Below are some records. Copy every line in them that holds "this".

[Stored records]
■ ■ ■ ■

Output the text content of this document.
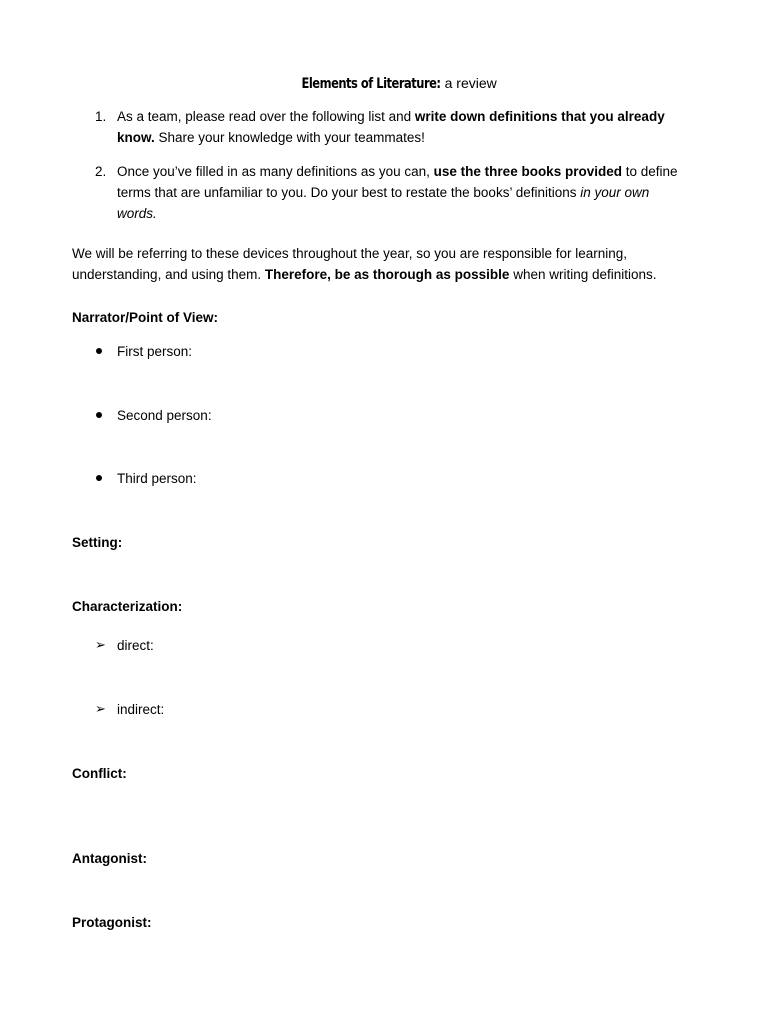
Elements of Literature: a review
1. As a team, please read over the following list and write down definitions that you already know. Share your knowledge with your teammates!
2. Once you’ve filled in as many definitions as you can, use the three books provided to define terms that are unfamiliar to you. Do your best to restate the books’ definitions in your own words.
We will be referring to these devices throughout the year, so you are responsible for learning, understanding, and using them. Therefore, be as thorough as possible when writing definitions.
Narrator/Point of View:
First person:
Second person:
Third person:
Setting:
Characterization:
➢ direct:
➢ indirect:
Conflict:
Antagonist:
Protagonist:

■ ■ ■ ■

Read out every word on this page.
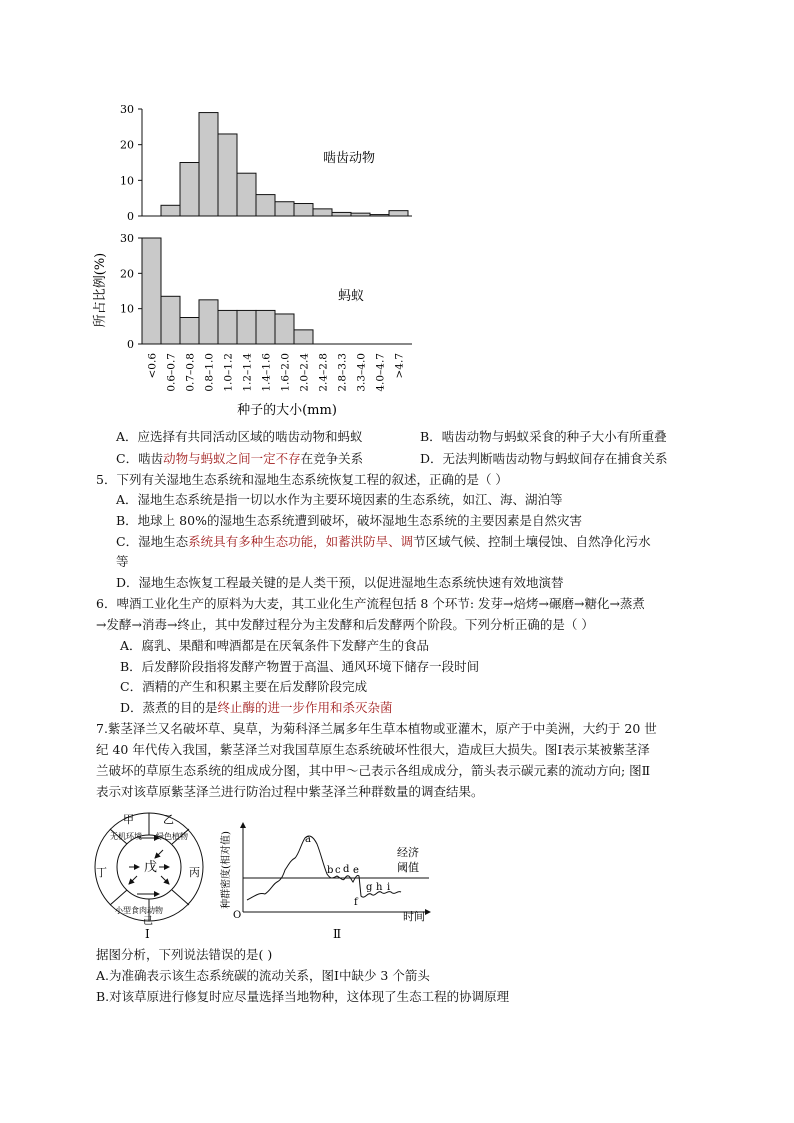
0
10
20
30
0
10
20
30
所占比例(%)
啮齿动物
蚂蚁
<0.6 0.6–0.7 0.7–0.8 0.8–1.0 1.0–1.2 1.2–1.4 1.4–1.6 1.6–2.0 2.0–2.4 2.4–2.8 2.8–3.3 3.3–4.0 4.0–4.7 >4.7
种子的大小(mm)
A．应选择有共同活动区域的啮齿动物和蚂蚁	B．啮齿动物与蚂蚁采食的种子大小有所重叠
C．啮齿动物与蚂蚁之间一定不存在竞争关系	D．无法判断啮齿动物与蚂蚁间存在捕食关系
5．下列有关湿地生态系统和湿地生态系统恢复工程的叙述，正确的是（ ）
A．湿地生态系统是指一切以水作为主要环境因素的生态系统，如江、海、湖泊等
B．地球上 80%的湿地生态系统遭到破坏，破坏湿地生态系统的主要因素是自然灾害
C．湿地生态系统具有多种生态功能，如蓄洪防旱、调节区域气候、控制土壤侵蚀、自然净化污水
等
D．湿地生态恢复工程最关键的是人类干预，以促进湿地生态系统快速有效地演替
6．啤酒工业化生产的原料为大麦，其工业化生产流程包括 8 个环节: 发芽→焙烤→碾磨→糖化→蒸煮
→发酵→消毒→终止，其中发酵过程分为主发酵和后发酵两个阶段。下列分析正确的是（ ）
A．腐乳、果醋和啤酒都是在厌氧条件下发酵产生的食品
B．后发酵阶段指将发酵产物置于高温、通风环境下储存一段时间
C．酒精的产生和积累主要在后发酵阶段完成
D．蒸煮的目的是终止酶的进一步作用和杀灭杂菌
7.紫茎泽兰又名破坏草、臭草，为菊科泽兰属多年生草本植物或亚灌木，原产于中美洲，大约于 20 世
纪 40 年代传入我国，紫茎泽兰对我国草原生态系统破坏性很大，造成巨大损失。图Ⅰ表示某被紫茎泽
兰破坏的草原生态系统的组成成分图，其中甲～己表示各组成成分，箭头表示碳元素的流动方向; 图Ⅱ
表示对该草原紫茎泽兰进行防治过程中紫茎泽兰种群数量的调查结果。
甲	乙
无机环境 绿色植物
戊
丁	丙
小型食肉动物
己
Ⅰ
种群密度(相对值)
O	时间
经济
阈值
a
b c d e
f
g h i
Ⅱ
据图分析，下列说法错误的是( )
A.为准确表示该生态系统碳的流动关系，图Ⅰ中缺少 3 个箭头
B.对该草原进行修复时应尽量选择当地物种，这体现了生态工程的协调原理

■ ■ ■ ■

**The answer:**
Output the text content of this document.
Read out every word on this page.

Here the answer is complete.